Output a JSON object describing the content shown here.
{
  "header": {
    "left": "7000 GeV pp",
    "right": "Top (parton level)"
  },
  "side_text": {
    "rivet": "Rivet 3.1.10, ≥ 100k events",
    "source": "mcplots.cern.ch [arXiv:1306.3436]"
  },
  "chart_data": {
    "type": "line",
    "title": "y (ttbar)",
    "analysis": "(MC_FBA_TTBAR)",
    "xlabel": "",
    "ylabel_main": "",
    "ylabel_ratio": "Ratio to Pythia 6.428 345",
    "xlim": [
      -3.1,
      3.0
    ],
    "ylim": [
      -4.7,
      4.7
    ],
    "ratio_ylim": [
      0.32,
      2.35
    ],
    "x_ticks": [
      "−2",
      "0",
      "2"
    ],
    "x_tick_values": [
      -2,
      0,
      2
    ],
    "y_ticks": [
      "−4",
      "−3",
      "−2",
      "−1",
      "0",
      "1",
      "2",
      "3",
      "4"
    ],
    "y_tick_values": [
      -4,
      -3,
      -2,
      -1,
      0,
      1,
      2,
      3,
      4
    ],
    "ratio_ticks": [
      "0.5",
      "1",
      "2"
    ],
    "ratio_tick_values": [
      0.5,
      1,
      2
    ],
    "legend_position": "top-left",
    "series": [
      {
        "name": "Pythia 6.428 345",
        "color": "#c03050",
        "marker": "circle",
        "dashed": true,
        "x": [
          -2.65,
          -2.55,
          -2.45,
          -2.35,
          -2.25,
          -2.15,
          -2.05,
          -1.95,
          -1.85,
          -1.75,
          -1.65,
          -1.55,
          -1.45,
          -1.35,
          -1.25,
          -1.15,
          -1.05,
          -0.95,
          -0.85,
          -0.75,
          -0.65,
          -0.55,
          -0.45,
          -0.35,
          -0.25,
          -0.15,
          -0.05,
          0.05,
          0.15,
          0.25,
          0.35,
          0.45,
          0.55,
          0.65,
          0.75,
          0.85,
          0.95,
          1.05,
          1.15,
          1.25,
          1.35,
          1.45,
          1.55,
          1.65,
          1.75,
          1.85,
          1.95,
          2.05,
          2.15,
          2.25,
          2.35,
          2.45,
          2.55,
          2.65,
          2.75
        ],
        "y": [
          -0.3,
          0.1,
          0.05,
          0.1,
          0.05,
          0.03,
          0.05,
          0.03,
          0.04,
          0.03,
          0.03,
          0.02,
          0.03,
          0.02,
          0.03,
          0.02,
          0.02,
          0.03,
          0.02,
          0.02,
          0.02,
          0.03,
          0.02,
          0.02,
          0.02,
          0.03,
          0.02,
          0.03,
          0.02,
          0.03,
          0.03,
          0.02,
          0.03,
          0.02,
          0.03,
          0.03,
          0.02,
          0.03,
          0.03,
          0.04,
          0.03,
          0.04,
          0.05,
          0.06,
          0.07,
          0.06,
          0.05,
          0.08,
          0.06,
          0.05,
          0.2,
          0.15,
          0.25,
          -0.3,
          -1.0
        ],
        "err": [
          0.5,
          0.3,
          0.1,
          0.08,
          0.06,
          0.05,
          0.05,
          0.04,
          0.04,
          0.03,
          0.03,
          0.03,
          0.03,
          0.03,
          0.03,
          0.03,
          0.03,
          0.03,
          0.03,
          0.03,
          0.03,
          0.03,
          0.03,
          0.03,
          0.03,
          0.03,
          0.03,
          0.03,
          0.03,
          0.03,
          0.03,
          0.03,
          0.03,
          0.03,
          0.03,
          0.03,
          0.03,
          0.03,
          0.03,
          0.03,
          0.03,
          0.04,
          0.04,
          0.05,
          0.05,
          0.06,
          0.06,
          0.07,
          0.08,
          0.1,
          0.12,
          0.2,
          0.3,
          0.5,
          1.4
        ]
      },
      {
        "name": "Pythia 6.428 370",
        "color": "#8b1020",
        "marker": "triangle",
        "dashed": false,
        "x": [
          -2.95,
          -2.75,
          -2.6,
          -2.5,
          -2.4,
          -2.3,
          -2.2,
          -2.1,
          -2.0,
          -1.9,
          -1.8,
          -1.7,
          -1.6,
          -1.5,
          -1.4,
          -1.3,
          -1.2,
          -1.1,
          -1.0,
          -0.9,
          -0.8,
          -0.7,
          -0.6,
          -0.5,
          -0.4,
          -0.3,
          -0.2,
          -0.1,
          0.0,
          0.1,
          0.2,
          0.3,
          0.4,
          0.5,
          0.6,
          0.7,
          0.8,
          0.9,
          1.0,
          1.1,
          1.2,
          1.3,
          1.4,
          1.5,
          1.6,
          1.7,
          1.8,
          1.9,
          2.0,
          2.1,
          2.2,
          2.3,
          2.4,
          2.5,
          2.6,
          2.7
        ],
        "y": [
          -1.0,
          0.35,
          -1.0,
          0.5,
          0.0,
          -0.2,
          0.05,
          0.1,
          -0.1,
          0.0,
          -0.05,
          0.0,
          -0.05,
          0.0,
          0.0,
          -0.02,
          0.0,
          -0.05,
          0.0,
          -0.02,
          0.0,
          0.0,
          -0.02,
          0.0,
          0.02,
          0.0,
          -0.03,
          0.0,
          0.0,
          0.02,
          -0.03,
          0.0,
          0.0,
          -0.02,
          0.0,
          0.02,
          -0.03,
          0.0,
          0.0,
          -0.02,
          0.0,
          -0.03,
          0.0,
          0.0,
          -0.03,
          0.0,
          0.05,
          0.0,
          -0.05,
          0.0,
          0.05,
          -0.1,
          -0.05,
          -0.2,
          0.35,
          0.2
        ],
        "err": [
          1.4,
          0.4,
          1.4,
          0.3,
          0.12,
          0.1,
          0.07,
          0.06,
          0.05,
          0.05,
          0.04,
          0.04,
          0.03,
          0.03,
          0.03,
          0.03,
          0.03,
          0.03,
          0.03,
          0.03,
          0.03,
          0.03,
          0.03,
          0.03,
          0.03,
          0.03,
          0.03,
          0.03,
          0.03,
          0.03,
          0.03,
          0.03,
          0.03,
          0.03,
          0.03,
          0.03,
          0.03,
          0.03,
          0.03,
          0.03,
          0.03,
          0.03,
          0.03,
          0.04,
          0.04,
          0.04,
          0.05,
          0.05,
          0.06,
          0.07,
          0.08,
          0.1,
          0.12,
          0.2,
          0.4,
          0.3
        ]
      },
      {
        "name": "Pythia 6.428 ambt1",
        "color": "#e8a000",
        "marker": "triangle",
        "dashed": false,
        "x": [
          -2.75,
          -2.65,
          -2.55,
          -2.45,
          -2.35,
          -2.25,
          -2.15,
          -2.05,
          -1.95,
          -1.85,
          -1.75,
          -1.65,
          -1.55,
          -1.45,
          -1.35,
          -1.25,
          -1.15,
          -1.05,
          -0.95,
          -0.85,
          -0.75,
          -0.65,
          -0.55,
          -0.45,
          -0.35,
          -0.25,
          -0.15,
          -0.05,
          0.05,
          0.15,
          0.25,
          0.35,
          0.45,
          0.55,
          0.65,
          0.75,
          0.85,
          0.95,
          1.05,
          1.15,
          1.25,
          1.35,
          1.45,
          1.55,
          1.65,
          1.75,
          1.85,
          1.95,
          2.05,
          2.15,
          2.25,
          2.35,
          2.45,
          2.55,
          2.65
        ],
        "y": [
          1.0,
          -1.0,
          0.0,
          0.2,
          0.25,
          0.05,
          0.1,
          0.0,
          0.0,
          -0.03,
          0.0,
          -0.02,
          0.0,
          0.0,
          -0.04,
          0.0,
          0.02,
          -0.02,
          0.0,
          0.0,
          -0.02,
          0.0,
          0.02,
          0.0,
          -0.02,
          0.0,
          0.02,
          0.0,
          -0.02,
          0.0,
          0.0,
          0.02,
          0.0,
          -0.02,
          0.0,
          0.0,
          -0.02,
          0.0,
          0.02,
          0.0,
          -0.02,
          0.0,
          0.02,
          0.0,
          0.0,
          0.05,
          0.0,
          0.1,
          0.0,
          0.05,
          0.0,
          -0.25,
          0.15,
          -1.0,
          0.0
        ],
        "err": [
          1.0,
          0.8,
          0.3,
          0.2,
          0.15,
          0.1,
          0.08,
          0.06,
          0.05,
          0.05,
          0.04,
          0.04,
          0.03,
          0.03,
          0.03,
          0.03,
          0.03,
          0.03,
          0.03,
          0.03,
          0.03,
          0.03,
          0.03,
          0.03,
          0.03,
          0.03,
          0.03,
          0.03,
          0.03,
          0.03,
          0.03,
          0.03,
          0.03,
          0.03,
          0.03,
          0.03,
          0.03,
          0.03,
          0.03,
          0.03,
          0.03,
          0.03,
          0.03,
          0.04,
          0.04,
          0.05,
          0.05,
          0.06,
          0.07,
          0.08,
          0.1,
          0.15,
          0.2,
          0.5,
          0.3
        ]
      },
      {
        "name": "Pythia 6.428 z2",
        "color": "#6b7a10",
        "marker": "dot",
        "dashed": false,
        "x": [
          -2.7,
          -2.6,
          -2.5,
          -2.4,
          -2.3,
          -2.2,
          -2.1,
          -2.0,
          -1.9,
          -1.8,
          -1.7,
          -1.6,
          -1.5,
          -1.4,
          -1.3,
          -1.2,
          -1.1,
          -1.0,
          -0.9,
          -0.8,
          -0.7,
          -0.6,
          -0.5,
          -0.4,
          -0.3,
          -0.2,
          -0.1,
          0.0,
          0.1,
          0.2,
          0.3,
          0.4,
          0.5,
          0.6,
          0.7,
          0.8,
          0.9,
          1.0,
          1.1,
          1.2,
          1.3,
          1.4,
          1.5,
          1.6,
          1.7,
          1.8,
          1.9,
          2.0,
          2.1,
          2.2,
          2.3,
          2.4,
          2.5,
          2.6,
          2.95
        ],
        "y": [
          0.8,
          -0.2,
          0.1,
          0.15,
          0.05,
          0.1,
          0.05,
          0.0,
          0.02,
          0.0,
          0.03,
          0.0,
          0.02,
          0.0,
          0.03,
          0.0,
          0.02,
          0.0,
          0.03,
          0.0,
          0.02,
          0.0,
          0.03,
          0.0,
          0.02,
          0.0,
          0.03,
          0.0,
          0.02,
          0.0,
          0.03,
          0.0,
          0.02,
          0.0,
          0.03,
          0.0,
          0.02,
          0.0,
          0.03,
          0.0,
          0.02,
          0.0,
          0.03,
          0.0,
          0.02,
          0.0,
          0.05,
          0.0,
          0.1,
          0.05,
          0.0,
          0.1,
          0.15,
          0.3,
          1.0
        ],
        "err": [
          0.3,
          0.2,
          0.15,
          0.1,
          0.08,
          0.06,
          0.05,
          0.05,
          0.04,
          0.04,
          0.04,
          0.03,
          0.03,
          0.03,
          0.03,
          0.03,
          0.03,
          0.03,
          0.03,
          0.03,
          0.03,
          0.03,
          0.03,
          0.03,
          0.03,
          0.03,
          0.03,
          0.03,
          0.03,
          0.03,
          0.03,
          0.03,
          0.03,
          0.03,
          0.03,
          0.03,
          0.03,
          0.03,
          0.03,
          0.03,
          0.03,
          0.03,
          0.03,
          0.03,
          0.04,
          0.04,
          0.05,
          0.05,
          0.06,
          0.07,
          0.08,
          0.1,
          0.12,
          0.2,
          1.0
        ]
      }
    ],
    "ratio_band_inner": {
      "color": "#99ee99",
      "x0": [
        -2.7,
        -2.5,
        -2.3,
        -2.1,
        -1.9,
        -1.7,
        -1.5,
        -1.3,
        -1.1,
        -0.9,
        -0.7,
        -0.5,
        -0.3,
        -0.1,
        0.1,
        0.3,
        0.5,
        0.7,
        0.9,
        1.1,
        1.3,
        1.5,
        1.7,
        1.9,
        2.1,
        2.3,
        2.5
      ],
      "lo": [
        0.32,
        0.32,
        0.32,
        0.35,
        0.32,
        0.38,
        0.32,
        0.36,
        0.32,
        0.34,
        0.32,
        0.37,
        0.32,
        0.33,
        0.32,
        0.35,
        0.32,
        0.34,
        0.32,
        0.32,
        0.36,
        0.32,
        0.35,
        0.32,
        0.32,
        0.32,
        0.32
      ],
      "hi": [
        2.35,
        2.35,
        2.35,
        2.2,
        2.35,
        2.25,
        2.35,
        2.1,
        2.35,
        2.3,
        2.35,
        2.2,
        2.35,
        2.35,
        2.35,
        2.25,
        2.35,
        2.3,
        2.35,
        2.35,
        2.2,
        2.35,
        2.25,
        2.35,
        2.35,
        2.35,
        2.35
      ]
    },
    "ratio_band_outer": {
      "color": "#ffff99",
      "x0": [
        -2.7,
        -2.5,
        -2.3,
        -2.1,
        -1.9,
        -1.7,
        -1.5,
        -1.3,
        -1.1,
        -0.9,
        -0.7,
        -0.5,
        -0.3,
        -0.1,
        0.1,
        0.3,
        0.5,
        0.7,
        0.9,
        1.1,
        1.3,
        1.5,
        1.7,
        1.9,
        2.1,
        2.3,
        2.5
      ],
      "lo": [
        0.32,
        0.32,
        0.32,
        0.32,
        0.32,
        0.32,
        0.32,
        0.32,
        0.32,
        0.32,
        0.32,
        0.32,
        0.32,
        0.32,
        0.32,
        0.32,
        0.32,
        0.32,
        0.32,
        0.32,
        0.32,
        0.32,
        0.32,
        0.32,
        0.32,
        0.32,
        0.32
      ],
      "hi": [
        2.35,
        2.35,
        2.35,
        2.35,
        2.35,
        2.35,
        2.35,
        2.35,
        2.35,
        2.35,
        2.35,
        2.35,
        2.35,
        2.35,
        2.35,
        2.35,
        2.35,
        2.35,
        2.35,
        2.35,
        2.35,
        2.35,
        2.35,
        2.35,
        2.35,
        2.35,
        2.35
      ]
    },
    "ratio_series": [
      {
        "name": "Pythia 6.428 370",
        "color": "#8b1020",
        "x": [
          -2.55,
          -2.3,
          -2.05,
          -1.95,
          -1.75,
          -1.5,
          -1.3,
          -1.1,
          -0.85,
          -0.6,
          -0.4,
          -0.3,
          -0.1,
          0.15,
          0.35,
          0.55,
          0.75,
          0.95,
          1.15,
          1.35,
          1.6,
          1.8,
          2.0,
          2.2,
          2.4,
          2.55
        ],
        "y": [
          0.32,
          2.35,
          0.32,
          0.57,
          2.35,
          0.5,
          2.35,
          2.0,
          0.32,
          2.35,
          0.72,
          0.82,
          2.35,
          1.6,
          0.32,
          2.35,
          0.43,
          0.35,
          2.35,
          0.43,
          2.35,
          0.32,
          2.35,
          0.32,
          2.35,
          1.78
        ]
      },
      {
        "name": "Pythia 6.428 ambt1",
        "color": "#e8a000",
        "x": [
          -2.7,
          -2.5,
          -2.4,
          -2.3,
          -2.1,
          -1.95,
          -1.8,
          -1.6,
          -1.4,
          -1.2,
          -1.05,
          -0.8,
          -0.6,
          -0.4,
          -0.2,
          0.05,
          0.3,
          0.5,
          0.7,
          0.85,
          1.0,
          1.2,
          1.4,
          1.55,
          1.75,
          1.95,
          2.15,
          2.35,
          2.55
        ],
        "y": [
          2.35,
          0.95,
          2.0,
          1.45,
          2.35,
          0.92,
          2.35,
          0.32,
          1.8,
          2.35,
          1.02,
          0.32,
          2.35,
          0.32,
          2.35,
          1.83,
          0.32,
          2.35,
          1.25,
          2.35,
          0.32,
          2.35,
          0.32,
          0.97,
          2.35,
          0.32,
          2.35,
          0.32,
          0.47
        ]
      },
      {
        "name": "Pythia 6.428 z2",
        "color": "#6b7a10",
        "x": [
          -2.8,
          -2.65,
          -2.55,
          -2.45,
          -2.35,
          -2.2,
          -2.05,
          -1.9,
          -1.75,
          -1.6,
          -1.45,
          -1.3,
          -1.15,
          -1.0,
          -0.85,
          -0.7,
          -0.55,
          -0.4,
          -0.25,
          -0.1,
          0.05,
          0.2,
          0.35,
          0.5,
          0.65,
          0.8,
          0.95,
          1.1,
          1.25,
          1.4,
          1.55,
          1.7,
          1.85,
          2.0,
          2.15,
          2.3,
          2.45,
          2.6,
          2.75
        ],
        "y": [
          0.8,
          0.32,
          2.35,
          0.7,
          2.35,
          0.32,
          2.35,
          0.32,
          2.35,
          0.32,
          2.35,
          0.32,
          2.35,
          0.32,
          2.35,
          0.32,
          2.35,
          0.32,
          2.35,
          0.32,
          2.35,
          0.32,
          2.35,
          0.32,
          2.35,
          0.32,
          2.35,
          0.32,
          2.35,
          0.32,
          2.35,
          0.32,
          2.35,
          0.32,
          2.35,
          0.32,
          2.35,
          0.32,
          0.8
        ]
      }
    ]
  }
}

──────────

**TO BE DONE**
Copy all lines from the data that hold the word "left".

**RESULT OF THIS TASK**
    "left": "7000 GeV pp",
    "legend_position": "top-left",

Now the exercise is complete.